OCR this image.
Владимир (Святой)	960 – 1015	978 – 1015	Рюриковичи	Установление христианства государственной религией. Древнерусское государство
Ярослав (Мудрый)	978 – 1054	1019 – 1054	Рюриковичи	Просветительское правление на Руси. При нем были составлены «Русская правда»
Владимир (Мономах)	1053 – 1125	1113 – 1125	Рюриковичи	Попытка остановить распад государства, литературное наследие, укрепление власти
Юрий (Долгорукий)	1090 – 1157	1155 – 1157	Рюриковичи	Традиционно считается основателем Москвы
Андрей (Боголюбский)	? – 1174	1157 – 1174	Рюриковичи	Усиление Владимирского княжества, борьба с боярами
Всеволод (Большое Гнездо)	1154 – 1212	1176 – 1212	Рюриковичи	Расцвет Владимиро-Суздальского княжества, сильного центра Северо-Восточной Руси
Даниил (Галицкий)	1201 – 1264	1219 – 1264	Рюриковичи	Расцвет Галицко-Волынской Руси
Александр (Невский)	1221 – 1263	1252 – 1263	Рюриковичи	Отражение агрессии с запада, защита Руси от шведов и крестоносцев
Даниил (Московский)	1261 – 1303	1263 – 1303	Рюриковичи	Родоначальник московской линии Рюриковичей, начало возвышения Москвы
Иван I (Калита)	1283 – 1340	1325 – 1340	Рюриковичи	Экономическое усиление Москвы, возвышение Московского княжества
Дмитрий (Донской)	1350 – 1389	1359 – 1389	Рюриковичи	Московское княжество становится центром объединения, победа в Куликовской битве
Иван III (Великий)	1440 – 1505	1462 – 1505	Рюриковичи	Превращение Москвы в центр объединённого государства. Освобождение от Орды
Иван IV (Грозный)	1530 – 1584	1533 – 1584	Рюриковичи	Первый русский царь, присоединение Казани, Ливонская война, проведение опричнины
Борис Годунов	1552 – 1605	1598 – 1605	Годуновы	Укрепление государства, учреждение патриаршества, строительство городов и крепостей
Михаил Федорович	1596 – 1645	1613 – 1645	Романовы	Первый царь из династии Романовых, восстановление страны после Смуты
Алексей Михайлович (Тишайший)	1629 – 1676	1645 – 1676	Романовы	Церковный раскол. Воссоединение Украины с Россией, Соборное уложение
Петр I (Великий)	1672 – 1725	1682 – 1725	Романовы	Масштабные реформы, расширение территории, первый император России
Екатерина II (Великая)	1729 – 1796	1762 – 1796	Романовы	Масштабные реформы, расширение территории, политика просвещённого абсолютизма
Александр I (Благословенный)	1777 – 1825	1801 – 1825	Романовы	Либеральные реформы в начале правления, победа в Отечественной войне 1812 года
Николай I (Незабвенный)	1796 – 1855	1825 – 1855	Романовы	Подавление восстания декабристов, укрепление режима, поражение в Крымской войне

* * * * * * *

= Stated goal =
The records above are to be repeated exactly, in their entirety.

= Answer for the task =
OCR this image.
Владимир (Святой)	960 – 1015	978 – 1015	Рюриковичи	Установление христианства государственной религией. Древнерусское государство
Ярослав (Мудрый)	978 – 1054	1019 – 1054	Рюриковичи	Просветительское правление на Руси. При нем были составлены «Русская правда»
Владимир (Мономах)	1053 – 1125	1113 – 1125	Рюриковичи	Попытка остановить распад государства, литературное наследие, укрепление власти
Юрий (Долгорукий)	1090 – 1157	1155 – 1157	Рюриковичи	Традиционно считается основателем Москвы
Андрей (Боголюбский)	? – 1174	1157 – 1174	Рюриковичи	Усиление Владимирского княжества, борьба с боярами
Всеволод (Большое Гнездо)	1154 – 1212	1176 – 1212	Рюриковичи	Расцвет Владимиро-Суздальского княжества, сильного центра Северо-Восточной Руси
Даниил (Галицкий)	1201 – 1264	1219 – 1264	Рюриковичи	Расцвет Галицко-Волынской Руси
Александр (Невский)	1221 – 1263	1252 – 1263	Рюриковичи	Отражение агрессии с запада, защита Руси от шведов и крестоносцев
Даниил (Московский)	1261 – 1303	1263 – 1303	Рюриковичи	Родоначальник московской линии Рюриковичей, начало возвышения Москвы
Иван I (Калита)	1283 – 1340	1325 – 1340	Рюриковичи	Экономическое усиление Москвы, возвышение Московского княжества
Дмитрий (Донской)	1350 – 1389	1359 – 1389	Рюриковичи	Московское княжество становится центром объединения, победа в Куликовской битве
Иван III (Великий)	1440 – 1505	1462 – 1505	Рюриковичи	Превращение Москвы в центр объединённого государства. Освобождение от Орды
Иван IV (Грозный)	1530 – 1584	1533 – 1584	Рюриковичи	Первый русский царь, присоединение Казани, Ливонская война, проведение опричнины
Борис Годунов	1552 – 1605	1598 – 1605	Годуновы	Укрепление государства, учреждение патриаршества, строительство городов и крепостей
Михаил Федорович	1596 – 1645	1613 – 1645	Романовы	Первый царь из династии Романовых, восстановление страны после Смуты
Алексей Михайлович (Тишайший)	1629 – 1676	1645 – 1676	Романовы	Церковный раскол. Воссоединение Украины с Россией, Соборное уложение
Петр I (Великий)	1672 – 1725	1682 – 1725	Романовы	Масштабные реформы, расширение территории, первый император России
Екатерина II (Великая)	1729 – 1796	1762 – 1796	Романовы	Масштабные реформы, расширение территории, политика просвещённого абсолютизма
Александр I (Благословенный)	1777 – 1825	1801 – 1825	Романовы	Либеральные реформы в начале правления, победа в Отечественной войне 1812 года
Николай I (Незабвенный)	1796 – 1855	1825 – 1855	Романовы	Подавление восстания декабристов, укрепление режима, поражение в Крымской войне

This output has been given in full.